Tribune – A quand une Métropole pilote pour relever les défis du siècle ?
A l’heure où les problématiques s’empilent sur le territoire francilien (niveaux de pollution, saturation des transports en commun, vétusté du parc immobilier, inégalités territoriales, etc.), il est urgent d’affirmer le rôle pilote de la métropole du Grand Paris. Elle doit s’imposer comme la principale instance de gouvernance de la zone dense francilienne. Ce n’est en effet qu’à condition d’une mutualisation des moyens et d’une coordination de la décision à cette échelle que nous parviendrons à déployer des politiques publiques efficientes, capables de répondre aux enjeux de la transition écologique et de la justice sociale sur l’ensemble du territoire.
Aujourd’hui, le groupe écologiste, social et citoyen de la métropole du Grand Paris propose donc d’inscrire à l’ordre du jour de nos grands débats de société, celui de la réorganisation territoriale de la Métropole.

**DONNÉES FOURNIES**
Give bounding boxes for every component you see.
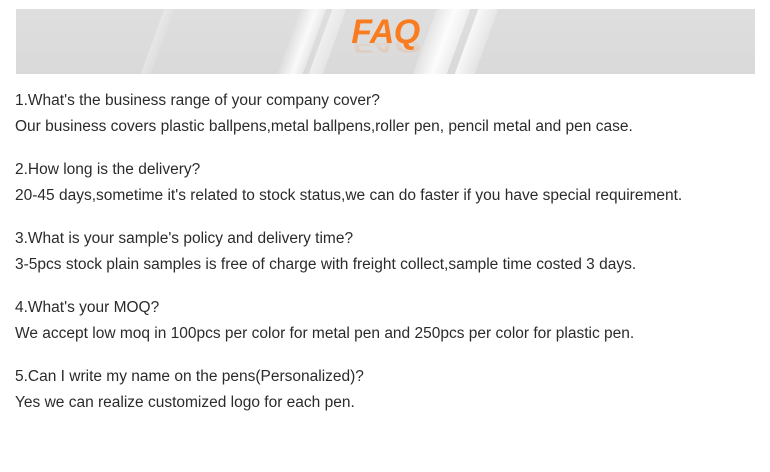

**EXERCICE À FAIRE**
Mettez à jour le passage de l'extrait sur la métropole du Grand Paris qui s'ouvre sur les mots « A l’heure où » et se termine par « l’ensemble du territoire. », en remplaçant « justice sociale » par « cohésion sociale ». Les données forment un ensemble à part, sans lien avec l'extrait.

**RÉPONSE FINALE**
A l’heure où les problématiques s’empilent sur le territoire francilien (niveaux de pollution, saturation des transports en commun, vétusté du parc immobilier, inégalités territoriales, etc.), il est urgent d’affirmer le rôle pilote de la métropole du Grand Paris. Elle doit s’imposer comme la principale instance de gouvernance de la zone dense francilienne. Ce n’est en effet qu’à condition d’une mutualisation des moyens et d’une coordination de la décision à cette échelle que nous parviendrons à déployer des politiques publiques efficientes, capables de répondre aux enjeux de la transition écologique et de la cohésion sociale sur l’ensemble du territoire.